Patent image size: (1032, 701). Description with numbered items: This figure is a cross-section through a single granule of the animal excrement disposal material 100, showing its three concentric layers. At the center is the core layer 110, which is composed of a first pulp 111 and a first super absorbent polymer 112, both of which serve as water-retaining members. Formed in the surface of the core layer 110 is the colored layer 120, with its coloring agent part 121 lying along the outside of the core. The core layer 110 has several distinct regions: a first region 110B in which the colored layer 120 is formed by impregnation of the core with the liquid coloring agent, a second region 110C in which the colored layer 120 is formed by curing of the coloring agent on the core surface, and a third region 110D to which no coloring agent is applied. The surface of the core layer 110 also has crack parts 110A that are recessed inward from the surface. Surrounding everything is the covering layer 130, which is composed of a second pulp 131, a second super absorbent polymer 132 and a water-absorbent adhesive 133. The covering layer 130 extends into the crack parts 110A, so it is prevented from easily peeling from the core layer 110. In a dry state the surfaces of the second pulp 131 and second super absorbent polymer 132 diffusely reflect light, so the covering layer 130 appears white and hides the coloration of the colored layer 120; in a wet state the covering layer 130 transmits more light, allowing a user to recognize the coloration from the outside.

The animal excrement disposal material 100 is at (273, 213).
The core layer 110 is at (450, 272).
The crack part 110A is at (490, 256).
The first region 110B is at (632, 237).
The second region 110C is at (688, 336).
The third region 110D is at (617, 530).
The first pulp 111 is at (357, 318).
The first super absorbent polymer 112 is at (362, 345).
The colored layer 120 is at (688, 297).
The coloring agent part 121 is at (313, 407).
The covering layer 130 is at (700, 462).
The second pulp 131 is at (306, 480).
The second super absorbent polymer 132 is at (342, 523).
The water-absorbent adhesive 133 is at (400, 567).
··········
◆ **Your objective**
Revise the records from their start through the line containing "The third region 110D is at (617, 530).", inclusive, replacing "granule" with "particle" and leaving everything else unchanged.

◆ **Response to this exercise**
Patent image size: (1032, 701). Description with numbered items: This figure is a cross-section through a single particle of the animal excrement disposal material 100, showing its three concentric layers. At the center is the core layer 110, which is composed of a first pulp 111 and a first super absorbent polymer 112, both of which serve as water-retaining members. Formed in the surface of the core layer 110 is the colored layer 120, with its coloring agent part 121 lying along the outside of the core. The core layer 110 has several distinct regions: a first region 110B in which the colored layer 120 is formed by impregnation of the core with the liquid coloring agent, a second region 110C in which the colored layer 120 is formed by curing of the coloring agent on the core surface, and a third region 110D to which no coloring agent is applied. The surface of the core layer 110 also has crack parts 110A that are recessed inward from the surface. Surrounding everything is the covering layer 130, which is composed of a second pulp 131, a second super absorbent polymer 132 and a water-absorbent adhesive 133. The covering layer 130 extends into the crack parts 110A, so it is prevented from easily peeling from the core layer 110. In a dry state the surfaces of the second pulp 131 and second super absorbent polymer 132 diffusely reflect light, so the covering layer 130 appears white and hides the coloration of the colored layer 120; in a wet state the covering layer 130 transmits more light, allowing a user to recognize the coloration from the outside.

The animal excrement disposal material 100 is at (273, 213).
The core layer 110 is at (450, 272).
The crack part 110A is at (490, 256).
The first region 110B is at (632, 237).
The second region 110C is at (688, 336).
The third region 110D is at (617, 530).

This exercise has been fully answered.